# RECORDS PROVIDED start

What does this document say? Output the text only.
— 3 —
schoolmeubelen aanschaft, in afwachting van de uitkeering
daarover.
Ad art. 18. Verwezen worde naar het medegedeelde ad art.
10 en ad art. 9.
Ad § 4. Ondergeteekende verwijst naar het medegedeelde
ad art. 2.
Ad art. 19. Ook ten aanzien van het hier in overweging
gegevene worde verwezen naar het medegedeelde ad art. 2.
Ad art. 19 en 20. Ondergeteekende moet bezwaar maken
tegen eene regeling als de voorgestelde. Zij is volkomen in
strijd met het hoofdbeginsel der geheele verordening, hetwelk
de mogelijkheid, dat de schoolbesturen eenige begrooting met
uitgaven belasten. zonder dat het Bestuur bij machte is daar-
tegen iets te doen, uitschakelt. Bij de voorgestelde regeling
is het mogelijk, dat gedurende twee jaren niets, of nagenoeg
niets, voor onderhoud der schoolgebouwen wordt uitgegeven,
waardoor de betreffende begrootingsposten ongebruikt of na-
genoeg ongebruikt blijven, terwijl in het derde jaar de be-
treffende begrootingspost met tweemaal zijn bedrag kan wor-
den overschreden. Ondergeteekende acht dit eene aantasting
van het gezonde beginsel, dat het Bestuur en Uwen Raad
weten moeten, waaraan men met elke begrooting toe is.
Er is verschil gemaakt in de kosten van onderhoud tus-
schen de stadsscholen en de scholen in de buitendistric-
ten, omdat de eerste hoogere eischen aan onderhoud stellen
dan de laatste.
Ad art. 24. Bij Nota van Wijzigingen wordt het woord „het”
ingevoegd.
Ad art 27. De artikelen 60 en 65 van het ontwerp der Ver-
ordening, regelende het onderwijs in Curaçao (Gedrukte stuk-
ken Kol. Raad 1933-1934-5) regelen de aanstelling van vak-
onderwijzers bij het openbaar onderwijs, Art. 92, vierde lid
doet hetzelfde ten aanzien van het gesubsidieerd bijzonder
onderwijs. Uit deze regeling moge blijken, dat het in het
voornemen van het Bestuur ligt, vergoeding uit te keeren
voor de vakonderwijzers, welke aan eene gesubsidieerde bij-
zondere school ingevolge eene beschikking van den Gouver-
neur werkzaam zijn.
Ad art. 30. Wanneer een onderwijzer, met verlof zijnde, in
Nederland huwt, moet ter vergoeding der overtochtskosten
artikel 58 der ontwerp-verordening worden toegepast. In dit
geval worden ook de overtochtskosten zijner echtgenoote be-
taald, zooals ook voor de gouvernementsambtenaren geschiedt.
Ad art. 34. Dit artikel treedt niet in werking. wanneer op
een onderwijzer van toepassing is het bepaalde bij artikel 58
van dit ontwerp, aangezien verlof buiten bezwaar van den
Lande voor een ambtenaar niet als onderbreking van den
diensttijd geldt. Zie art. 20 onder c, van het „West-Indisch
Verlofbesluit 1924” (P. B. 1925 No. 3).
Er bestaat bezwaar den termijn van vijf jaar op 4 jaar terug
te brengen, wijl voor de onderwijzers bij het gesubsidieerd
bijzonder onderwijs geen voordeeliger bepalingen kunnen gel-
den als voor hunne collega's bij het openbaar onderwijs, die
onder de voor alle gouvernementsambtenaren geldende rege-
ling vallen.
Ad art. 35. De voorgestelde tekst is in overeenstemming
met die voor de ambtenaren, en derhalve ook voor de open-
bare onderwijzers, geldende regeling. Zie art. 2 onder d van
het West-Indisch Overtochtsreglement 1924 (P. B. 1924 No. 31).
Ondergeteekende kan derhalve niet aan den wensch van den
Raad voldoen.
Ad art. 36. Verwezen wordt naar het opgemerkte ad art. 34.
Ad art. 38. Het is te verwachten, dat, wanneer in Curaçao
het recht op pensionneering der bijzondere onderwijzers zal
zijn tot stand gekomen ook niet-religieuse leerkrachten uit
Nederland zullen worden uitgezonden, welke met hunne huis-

# RECORDS PROVIDED end

## SHORT PROBLEM:
Find all the lines containing "niets" in the material, then copy them.

## SOLVED PROBLEM:
is het mogelijk, dat gedurende twee jaren niets, of nagenoeg
niets, voor onderhoud der schoolgebouwen wordt uitgegeven,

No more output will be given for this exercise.